▸ **AIM**
Tally the lines of the data that include the word "подготовка" and state the total, nothing else.

▸ **RECORD LIST**
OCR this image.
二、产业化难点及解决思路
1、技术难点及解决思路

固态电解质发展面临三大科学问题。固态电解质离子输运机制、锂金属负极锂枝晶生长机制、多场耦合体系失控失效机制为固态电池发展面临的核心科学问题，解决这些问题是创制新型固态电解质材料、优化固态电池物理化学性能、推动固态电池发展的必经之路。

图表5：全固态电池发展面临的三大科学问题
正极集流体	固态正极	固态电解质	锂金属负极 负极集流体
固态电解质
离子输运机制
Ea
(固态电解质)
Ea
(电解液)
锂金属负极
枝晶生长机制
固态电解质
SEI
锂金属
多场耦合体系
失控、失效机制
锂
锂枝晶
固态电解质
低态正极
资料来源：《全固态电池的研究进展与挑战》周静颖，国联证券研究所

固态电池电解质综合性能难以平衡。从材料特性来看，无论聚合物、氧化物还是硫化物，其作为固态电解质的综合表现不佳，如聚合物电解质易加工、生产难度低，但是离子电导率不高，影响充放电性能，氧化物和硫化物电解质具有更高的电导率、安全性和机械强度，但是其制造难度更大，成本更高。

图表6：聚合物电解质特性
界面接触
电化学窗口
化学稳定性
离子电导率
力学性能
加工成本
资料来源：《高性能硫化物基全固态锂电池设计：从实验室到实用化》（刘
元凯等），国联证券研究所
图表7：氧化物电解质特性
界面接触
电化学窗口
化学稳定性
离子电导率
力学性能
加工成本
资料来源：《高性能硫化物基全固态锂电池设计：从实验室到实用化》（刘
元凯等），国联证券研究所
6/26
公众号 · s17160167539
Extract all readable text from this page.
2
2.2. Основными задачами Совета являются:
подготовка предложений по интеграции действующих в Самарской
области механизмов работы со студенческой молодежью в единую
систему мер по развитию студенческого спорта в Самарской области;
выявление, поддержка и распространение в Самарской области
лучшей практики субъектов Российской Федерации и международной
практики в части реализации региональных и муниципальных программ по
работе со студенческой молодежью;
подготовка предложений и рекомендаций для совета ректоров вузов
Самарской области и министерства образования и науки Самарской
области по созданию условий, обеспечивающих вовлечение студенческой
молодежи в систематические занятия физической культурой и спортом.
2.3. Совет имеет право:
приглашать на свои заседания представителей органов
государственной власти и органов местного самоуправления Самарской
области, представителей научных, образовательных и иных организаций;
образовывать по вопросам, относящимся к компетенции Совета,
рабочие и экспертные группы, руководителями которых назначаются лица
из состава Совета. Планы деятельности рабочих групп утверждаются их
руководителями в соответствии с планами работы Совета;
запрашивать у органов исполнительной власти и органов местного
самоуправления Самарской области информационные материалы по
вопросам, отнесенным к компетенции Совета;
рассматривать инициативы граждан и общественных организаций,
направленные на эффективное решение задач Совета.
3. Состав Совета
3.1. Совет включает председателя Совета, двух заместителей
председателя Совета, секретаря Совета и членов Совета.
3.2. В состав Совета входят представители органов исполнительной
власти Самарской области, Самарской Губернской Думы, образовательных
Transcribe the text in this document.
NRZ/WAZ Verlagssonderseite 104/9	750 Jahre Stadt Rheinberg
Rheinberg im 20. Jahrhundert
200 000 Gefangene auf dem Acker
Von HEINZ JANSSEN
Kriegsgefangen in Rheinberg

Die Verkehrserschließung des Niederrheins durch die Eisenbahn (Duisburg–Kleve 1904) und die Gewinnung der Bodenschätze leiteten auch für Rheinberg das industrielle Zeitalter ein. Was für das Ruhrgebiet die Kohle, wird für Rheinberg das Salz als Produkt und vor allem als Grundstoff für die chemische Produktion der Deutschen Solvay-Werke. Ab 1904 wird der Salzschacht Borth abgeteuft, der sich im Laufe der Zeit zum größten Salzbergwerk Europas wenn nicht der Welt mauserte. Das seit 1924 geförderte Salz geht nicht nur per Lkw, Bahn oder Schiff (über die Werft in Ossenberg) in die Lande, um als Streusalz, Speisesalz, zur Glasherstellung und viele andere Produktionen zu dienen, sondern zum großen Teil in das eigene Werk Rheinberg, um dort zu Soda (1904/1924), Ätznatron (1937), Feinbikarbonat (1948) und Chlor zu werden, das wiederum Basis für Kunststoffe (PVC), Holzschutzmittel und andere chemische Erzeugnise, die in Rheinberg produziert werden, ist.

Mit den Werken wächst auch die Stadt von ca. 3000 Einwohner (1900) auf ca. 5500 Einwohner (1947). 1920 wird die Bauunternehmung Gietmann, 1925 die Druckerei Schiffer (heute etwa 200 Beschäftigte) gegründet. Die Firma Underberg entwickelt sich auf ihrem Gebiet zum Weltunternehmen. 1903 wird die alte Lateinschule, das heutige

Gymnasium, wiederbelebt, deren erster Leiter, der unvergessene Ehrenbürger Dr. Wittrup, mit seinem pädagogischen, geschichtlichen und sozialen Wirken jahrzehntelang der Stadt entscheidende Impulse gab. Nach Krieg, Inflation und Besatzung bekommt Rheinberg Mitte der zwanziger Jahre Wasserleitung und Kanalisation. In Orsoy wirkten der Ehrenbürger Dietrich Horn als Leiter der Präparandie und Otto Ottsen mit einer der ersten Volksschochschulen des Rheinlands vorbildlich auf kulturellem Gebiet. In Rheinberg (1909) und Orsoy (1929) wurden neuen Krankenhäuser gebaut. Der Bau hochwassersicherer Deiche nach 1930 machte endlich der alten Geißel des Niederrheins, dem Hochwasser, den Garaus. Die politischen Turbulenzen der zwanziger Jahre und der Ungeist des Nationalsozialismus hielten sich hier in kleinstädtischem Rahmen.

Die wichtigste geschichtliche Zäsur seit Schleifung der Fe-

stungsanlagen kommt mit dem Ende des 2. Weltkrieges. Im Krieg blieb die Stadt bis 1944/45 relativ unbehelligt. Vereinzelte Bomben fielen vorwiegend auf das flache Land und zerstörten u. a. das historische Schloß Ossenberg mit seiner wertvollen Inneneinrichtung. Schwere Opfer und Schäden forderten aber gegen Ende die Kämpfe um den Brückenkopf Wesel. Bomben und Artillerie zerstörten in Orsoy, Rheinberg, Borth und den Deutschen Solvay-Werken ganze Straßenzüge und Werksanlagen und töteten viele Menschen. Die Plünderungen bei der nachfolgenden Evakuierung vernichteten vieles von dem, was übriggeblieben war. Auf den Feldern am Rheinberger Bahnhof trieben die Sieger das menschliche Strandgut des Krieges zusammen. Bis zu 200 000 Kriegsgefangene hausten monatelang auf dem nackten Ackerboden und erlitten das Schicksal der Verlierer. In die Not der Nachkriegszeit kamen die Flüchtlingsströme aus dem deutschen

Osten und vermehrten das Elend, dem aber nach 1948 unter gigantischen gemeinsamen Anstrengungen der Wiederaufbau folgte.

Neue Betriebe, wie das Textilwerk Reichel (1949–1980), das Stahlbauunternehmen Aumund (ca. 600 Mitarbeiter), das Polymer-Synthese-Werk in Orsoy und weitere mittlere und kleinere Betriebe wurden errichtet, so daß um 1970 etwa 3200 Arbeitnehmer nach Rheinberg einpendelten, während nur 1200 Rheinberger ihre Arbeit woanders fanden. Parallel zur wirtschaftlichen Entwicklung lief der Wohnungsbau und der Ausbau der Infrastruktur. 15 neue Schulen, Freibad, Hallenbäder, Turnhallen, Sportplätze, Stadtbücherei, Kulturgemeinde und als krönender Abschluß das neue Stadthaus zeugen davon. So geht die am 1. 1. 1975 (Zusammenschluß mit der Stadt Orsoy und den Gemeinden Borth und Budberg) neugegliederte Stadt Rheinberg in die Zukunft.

▸ **PROBLEM SOLUTION**
2